● **EXTRACT TO READ**
— Start —

Zen introduced a number of new x86 instructions:

  • ADX - Multi-Precision Add-Carry Instruction extension
  • RdRand - Hardware-based RNG
  • SMAP - Supervisor Mode Access Prevention
  • SHA - SHA extensions
  • CLFLUSHOPT - Flush Cache Line
  • XSAVE - Privileged Save/Restore
  • CLZERO - Zero-out Cache Line (AMD exclusive)

Block Diagram

Individual Core

DIL16 Blank.svg Preliminary Data! Information presented in this article deal with a microprocessor or chip that was recently announced or leaked, thus missing information regarding its features and exact specification. Information may be incomplete and can change by final release.
zen block diagram.svg

Memory Hierarchy

  • Cache
    • L1I Cache:
      • 64 KiB 4-way set associative
        • 32 B line size
        • shared by the two threads, per core
    • L1D Cache:
      • 32 KiB 8-way set associative
        • 32 B line size
        • write-back policy
    • L2 Cache:
      • 512 KiB 8-way set associative
      • 32 B line
      • write-back policy
    • L3 Cache:
      • 2 MiB/core, shared across all cores.
      • Up to 16-way set associative
      • Write-back policy
    • System DRAM:
      • 2 Channels

Zen TLB consists of dedicated level one TLB for instruction cache and another one for data cache. Additionally there is a unified second level TLB.

— End —

● **STATED EXERCISE 1**
Reproduce, character for character, the lines of the listing from the line with "symbol-cell[interactable]: ♨ [953,638,1013,678]" up to and including the line with "symbol-cell[interactable]: * [243,638,303,678]".
The listing that comes next has no connection to the Zen passage.

● **DATA FOR THIS EXERCISE**
— Start —

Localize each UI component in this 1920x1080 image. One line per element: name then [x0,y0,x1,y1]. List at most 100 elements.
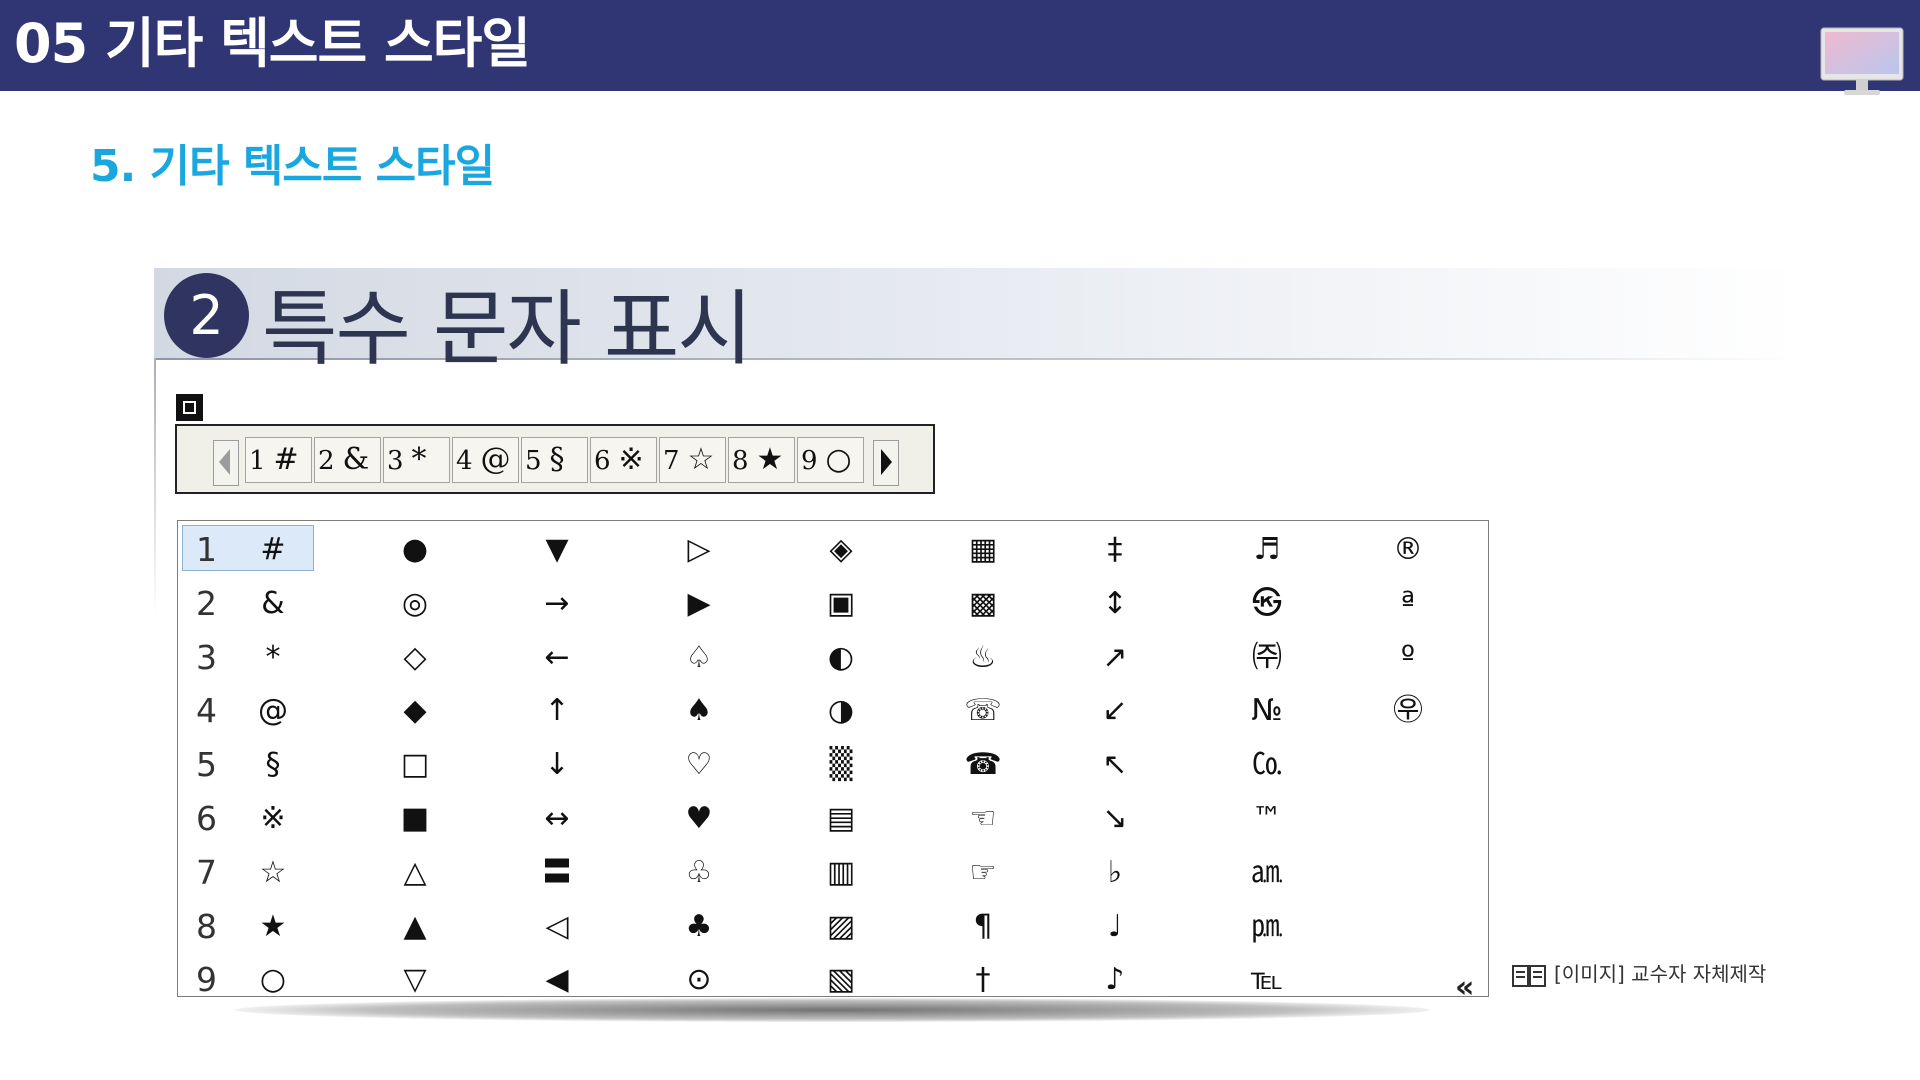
symbol-cell[interactable]: ♨ [953,638,1013,678]
symbol-cell[interactable]: ▽ [385,960,445,1000]
symbol-cell[interactable]: ☜ [953,799,1013,839]
toolbar-cell-number: 4 [456,446,473,476]
symbol-cell[interactable]: ◎ [385,584,445,624]
symbol-cell[interactable]: ▷ [669,530,729,570]
toolbar-cell-symbol: ※ [618,442,644,477]
symbol-cell[interactable]: ▶ [669,584,729,624]
symbol-cell[interactable]: ♠ [669,691,729,731]
symbol-cell[interactable]: ← [527,638,587,678]
symbol-cell[interactable]: ㉾ [1378,691,1438,731]
symbol-cell[interactable]: ㏘ [1237,907,1297,947]
symbol-cell[interactable]: ▧ [811,960,871,1000]
symbol-cell[interactable]: ♪ [1085,960,1145,1000]
symbol-cell[interactable]: ■ [385,799,445,839]
symbol-cell[interactable]: ↖ [1085,745,1145,785]
symbol-cell[interactable]: ™ [1237,799,1297,839]
toolbar-cell[interactable]: 6 ※ [590,437,657,483]
toolbar-cell[interactable]: 4 @ [452,437,519,483]
symbol-cell[interactable]: ▲ [385,907,445,947]
symbol-cell[interactable]: ☏ [953,691,1013,731]
symbol-cell[interactable]: * [243,638,303,678]
toolbar-cell[interactable]: 7 ☆ [659,437,726,483]
toolbar-cell[interactable]: 1 # [245,437,312,483]
symbol-cell[interactable]: ☆ [243,853,303,893]
symbol-cell[interactable]: ♣ [669,907,729,947]
symbol-cell[interactable]: ↔ [527,799,587,839]
toolbar-cell[interactable]: 9 ○ [797,437,864,483]
symbol-cell[interactable]: ▩ [953,584,1013,624]
toolbar-cell[interactable]: 8 ★ [728,437,795,483]
toolbar-cell[interactable]: 5 § [521,437,588,483]
symbol-cell[interactable]: ♤ [669,638,729,678]
symbol-cell[interactable]: ◑ [811,691,871,731]
symbol-cell[interactable]: ♧ [669,853,729,893]
collapse-button[interactable]: « [1455,970,1474,1005]
symbol-cell[interactable]: ↗ [1085,638,1145,678]
symbol-cell[interactable]: # [243,530,303,570]
toolbar-cell[interactable]: 3 * [383,437,450,483]
symbol-cell[interactable]: ▣ [811,584,871,624]
toolbar-cell[interactable]: 2 & [314,437,381,483]
symbol-cell[interactable]: ▤ [811,799,871,839]
symbol-cell[interactable]: ◐ [811,638,871,678]
symbol-cell[interactable]: ◁ [527,907,587,947]
symbol-cell[interactable]: ⊙ [669,960,729,1000]
symbol-cell[interactable]: † [953,960,1013,1000]
symbol-cell[interactable]: ↙ [1085,691,1145,731]
symbol-cell[interactable]: & [243,584,303,624]
symbol-cell[interactable]: ▥ [811,853,871,893]
symbol-cell[interactable]: ℡ [1237,960,1297,1000]
symbol-cell[interactable]: ♭ [1085,853,1145,893]
toolbar-cell-number: 7 [663,446,680,476]
symbol-cell[interactable]: ↑ [527,691,587,731]
symbol-cell[interactable]: ㏇ [1237,745,1297,785]
symbol-cell[interactable]: → [527,584,587,624]
symbol-cell[interactable]: @ [243,691,303,731]
row-number: 2 [196,583,217,623]
symbol-cell[interactable]: ◆ [385,691,445,731]
symbol-cell[interactable]: ▒ [811,745,871,785]
symbol-cell[interactable]: ® [1378,530,1438,570]
toolbar-cell-number: 8 [732,446,749,476]
toolbar-cell-symbol: ☆ [687,442,715,477]
symbol-cell[interactable]: № [1237,691,1297,731]
symbol-cell[interactable]: △ [385,853,445,893]
symbol-cell[interactable]: ☎ [953,745,1013,785]
divider [154,358,156,618]
symbol-cell[interactable]: ¶ [953,907,1013,947]
symbol-cell[interactable]: ♩ [1085,907,1145,947]
row-number: 1 [196,530,217,569]
left-arrow-icon[interactable] [213,440,239,486]
symbol-cell[interactable]: ª [1378,584,1438,624]
symbol-cell[interactable]: ▼ [527,530,587,570]
symbol-cell[interactable]: ↕ [1085,584,1145,624]
symbol-cell[interactable]: ● [385,530,445,570]
symbol-cell[interactable]: ◈ [811,530,871,570]
symbol-cell[interactable]: ○ [243,960,303,1000]
symbol-cell[interactable]: □ [385,745,445,785]
symbol-cell[interactable]: ▦ [953,530,1013,570]
symbol-cell[interactable]: ㈜ [1237,638,1297,678]
symbol-cell[interactable]: ♡ [669,745,729,785]
symbol-cell[interactable]: ↘ [1085,799,1145,839]
toolbar-cell-symbol: ○ [825,442,852,477]
symbol-cell[interactable]: 〓 [527,853,587,893]
symbol-cell[interactable]: ㉿ [1237,584,1297,624]
symbol-cell[interactable]: ㏂ [1237,853,1297,893]
symbol-cell[interactable]: ▨ [811,907,871,947]
symbol-cell[interactable]: § [243,745,303,785]
symbol-cell[interactable]: ↓ [527,745,587,785]
symbol-cell[interactable]: º [1378,638,1438,678]
toolbar-cell-symbol: # [273,442,299,477]
symbol-cell[interactable]: ◇ [385,638,445,678]
symbol-cell[interactable]: ♥ [669,799,729,839]
symbol-cell[interactable]: ※ [243,799,303,839]
right-arrow-icon[interactable] [873,440,899,486]
symbol-cell[interactable]: ♬ [1237,530,1297,570]
section-title: 특수 문자 표시 [262,282,753,377]
symbol-cell[interactable]: ‡ [1085,530,1145,570]
symbol-cell[interactable]: ☞ [953,853,1013,893]
symbol-cell[interactable]: ★ [243,907,303,947]
monitor-icon [1820,27,1904,95]
symbol-cell[interactable]: ◀ [527,960,587,1000]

— End —

● **STATED EXERCISE 2**
Quote the Zen passage from "DIL16 Blank.svg Preliminary" up to and including "by final release.".

● **WORKED ANSWER 1**
symbol-cell[interactable]: ♨ [953,638,1013,678]
symbol-cell[interactable]: ▽ [385,960,445,1000]
symbol-cell[interactable]: ☜ [953,799,1013,839]
toolbar-cell-number: 4 [456,446,473,476]
symbol-cell[interactable]: ◎ [385,584,445,624]
symbol-cell[interactable]: ▷ [669,530,729,570]
toolbar-cell-symbol: ※ [618,442,644,477]
symbol-cell[interactable]: ▶ [669,584,729,624]
symbol-cell[interactable]: ♠ [669,691,729,731]
symbol-cell[interactable]: ← [527,638,587,678]
symbol-cell[interactable]: ㉾ [1378,691,1438,731]
symbol-cell[interactable]: ㏘ [1237,907,1297,947]
symbol-cell[interactable]: ▧ [811,960,871,1000]
symbol-cell[interactable]: ♪ [1085,960,1145,1000]
symbol-cell[interactable]: ■ [385,799,445,839]
symbol-cell[interactable]: ↖ [1085,745,1145,785]
symbol-cell[interactable]: ™ [1237,799,1297,839]
toolbar-cell[interactable]: 6 ※ [590,437,657,483]
toolbar-cell[interactable]: 4 @ [452,437,519,483]
symbol-cell[interactable]: ▲ [385,907,445,947]
symbol-cell[interactable]: ☏ [953,691,1013,731]
symbol-cell[interactable]: * [243,638,303,678]

● **WORKED ANSWER 2**
DIL16 Blank.svg Preliminary Data! Information presented in this article deal with a microprocessor or chip that was recently announced or leaked, thus missing information regarding its features and exact specification. Information may be incomplete and can change by final release.